__TASK DIRECTIONS__: Write out all entries word for word.

[Records from a collection of figures]
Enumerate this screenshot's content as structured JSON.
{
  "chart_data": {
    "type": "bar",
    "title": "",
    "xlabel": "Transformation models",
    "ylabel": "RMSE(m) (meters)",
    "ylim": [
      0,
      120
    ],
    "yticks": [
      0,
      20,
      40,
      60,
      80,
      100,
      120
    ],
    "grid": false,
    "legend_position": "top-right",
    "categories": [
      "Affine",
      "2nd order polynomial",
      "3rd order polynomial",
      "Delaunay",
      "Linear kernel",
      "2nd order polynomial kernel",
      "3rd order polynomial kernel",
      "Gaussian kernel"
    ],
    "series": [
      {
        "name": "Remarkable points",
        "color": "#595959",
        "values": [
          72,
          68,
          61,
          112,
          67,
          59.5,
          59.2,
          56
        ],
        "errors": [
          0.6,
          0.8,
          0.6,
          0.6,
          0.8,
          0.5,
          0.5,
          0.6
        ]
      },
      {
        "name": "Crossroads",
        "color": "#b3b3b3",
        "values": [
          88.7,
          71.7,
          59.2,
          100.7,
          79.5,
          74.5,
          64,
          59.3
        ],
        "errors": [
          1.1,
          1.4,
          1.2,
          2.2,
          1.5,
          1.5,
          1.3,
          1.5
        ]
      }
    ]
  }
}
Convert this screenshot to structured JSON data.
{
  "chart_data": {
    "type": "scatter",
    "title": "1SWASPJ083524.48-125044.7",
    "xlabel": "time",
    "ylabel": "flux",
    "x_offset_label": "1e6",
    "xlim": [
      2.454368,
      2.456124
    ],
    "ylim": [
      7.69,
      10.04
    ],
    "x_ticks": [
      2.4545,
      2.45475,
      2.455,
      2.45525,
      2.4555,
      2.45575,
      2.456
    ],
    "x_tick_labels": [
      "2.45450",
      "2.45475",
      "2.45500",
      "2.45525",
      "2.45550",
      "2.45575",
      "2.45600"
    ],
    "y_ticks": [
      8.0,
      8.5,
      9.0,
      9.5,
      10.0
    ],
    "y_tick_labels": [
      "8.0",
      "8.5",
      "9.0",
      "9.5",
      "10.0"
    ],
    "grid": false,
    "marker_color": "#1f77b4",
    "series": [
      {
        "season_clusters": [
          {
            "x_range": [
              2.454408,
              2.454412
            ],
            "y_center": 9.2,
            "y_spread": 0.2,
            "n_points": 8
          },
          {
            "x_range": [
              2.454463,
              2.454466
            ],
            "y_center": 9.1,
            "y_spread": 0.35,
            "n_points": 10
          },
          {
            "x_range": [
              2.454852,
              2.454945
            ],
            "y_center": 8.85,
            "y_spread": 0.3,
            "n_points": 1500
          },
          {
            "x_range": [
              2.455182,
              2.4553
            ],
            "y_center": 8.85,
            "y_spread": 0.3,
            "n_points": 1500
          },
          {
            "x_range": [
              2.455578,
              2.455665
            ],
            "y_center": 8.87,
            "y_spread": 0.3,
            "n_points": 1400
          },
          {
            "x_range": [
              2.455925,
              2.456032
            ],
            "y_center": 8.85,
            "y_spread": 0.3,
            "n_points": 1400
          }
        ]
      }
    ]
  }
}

__SOLUTION BELOW__:
Enumerate this screenshot's content as structured JSON.
{
  "chart_data": {
    "type": "bar",
    "title": "",
    "xlabel": "Transformation models",
    "ylabel": "RMSE(m) (meters)",
    "ylim": [
      0,
      120
    ],
    "yticks": [
      0,
      20,
      40,
      60,
      80,
      100,
      120
    ],
    "grid": false,
    "legend_position": "top-right",
    "categories": [
      "Affine",
      "2nd order polynomial",
      "3rd order polynomial",
      "Delaunay",
      "Linear kernel",
      "2nd order polynomial kernel",
      "3rd order polynomial kernel",
      "Gaussian kernel"
    ],
    "series": [
      {
        "name": "Remarkable points",
        "color": "#595959",
        "values": [
          72,
          68,
          61,
          112,
          67,
          59.5,
          59.2,
          56
        ],
        "errors": [
          0.6,
          0.8,
          0.6,
          0.6,
          0.8,
          0.5,
          0.5,
          0.6
        ]
      },
      {
        "name": "Crossroads",
        "color": "#b3b3b3",
        "values": [
          88.7,
          71.7,
          59.2,
          100.7,
          79.5,
          74.5,
          64,
          59.3
        ],
        "errors": [
          1.1,
          1.4,
          1.2,
          2.2,
          1.5,
          1.5,
          1.3,
          1.5
        ]
      }
    ]
  }
}
Convert this screenshot to structured JSON data.
{
  "chart_data": {
    "type": "scatter",
    "title": "1SWASPJ083524.48-125044.7",
    "xlabel": "time",
    "ylabel": "flux",
    "x_offset_label": "1e6",
    "xlim": [
      2.454368,
      2.456124
    ],
    "ylim": [
      7.69,
      10.04
    ],
    "x_ticks": [
      2.4545,
      2.45475,
      2.455,
      2.45525,
      2.4555,
      2.45575,
      2.456
    ],
    "x_tick_labels": [
      "2.45450",
      "2.45475",
      "2.45500",
      "2.45525",
      "2.45550",
      "2.45575",
      "2.45600"
    ],
    "y_ticks": [
      8.0,
      8.5,
      9.0,
      9.5,
      10.0
    ],
    "y_tick_labels": [
      "8.0",
      "8.5",
      "9.0",
      "9.5",
      "10.0"
    ],
    "grid": false,
    "marker_color": "#1f77b4",
    "series": [
      {
        "season_clusters": [
          {
            "x_range": [
              2.454408,
              2.454412
            ],
            "y_center": 9.2,
            "y_spread": 0.2,
            "n_points": 8
          },
          {
            "x_range": [
              2.454463,
              2.454466
            ],
            "y_center": 9.1,
            "y_spread": 0.35,
            "n_points": 10
          },
          {
            "x_range": [
              2.454852,
              2.454945
            ],
            "y_center": 8.85,
            "y_spread": 0.3,
            "n_points": 1500
          },
          {
            "x_range": [
              2.455182,
              2.4553
            ],
            "y_center": 8.85,
            "y_spread": 0.3,
            "n_points": 1500
          },
          {
            "x_range": [
              2.455578,
              2.455665
            ],
            "y_center": 8.87,
            "y_spread": 0.3,
            "n_points": 1400
          },
          {
            "x_range": [
              2.455925,
              2.456032
            ],
            "y_center": 8.85,
            "y_spread": 0.3,
            "n_points": 1400
          }
        ]
      }
    ]
  }
}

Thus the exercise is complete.